- [Exercise]:
Output every entry exactly as written.
########################################
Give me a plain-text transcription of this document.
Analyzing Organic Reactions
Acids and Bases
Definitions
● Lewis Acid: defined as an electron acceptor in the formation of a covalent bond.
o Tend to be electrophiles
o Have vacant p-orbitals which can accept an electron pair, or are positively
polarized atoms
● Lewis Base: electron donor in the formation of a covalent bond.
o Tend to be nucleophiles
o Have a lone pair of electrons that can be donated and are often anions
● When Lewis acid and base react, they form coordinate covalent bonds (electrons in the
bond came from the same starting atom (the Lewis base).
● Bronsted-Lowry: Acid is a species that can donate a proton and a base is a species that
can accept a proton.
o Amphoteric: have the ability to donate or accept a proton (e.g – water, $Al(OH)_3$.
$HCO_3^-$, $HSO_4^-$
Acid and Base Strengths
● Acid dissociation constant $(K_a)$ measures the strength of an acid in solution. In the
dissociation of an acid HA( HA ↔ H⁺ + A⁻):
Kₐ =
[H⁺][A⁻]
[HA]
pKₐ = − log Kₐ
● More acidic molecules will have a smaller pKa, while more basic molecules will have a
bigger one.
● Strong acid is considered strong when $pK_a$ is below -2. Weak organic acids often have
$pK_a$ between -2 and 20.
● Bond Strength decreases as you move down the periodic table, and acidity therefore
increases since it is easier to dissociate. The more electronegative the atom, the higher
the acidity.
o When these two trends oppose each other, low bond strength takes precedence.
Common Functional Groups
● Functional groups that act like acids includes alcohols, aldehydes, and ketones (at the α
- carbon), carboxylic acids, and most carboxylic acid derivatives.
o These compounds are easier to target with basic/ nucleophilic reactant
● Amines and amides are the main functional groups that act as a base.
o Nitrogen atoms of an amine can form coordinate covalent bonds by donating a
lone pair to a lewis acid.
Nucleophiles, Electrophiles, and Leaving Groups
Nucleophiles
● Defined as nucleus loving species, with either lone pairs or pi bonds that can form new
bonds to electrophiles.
########################################
- [Answer to the exercise]:
Give me a plain-text transcription of this document.
Analyzing Organic Reactions
Acids and Bases
Definitions
● Lewis Acid: defined as an electron acceptor in the formation of a covalent bond.
o Tend to be electrophiles
o Have vacant p-orbitals which can accept an electron pair, or are positively
polarized atoms
● Lewis Base: electron donor in the formation of a covalent bond.
o Tend to be nucleophiles
o Have a lone pair of electrons that can be donated and are often anions
● When Lewis acid and base react, they form coordinate covalent bonds (electrons in the
bond came from the same starting atom (the Lewis base).
● Bronsted-Lowry: Acid is a species that can donate a proton and a base is a species that
can accept a proton.
o Amphoteric: have the ability to donate or accept a proton (e.g – water, $Al(OH)_3$.
$HCO_3^-$, $HSO_4^-$
Acid and Base Strengths
● Acid dissociation constant $(K_a)$ measures the strength of an acid in solution. In the
dissociation of an acid HA( HA ↔ H⁺ + A⁻):
Kₐ =
[H⁺][A⁻]
[HA]
pKₐ = − log Kₐ
● More acidic molecules will have a smaller pKa, while more basic molecules will have a
bigger one.
● Strong acid is considered strong when $pK_a$ is below -2. Weak organic acids often have
$pK_a$ between -2 and 20.
● Bond Strength decreases as you move down the periodic table, and acidity therefore
increases since it is easier to dissociate. The more electronegative the atom, the higher
the acidity.
o When these two trends oppose each other, low bond strength takes precedence.
Common Functional Groups
● Functional groups that act like acids includes alcohols, aldehydes, and ketones (at the α
- carbon), carboxylic acids, and most carboxylic acid derivatives.
o These compounds are easier to target with basic/ nucleophilic reactant
● Amines and amides are the main functional groups that act as a base.
o Nitrogen atoms of an amine can form coordinate covalent bonds by donating a
lone pair to a lewis acid.
Nucleophiles, Electrophiles, and Leaving Groups
Nucleophiles
● Defined as nucleus loving species, with either lone pairs or pi bonds that can form new
bonds to electrophiles.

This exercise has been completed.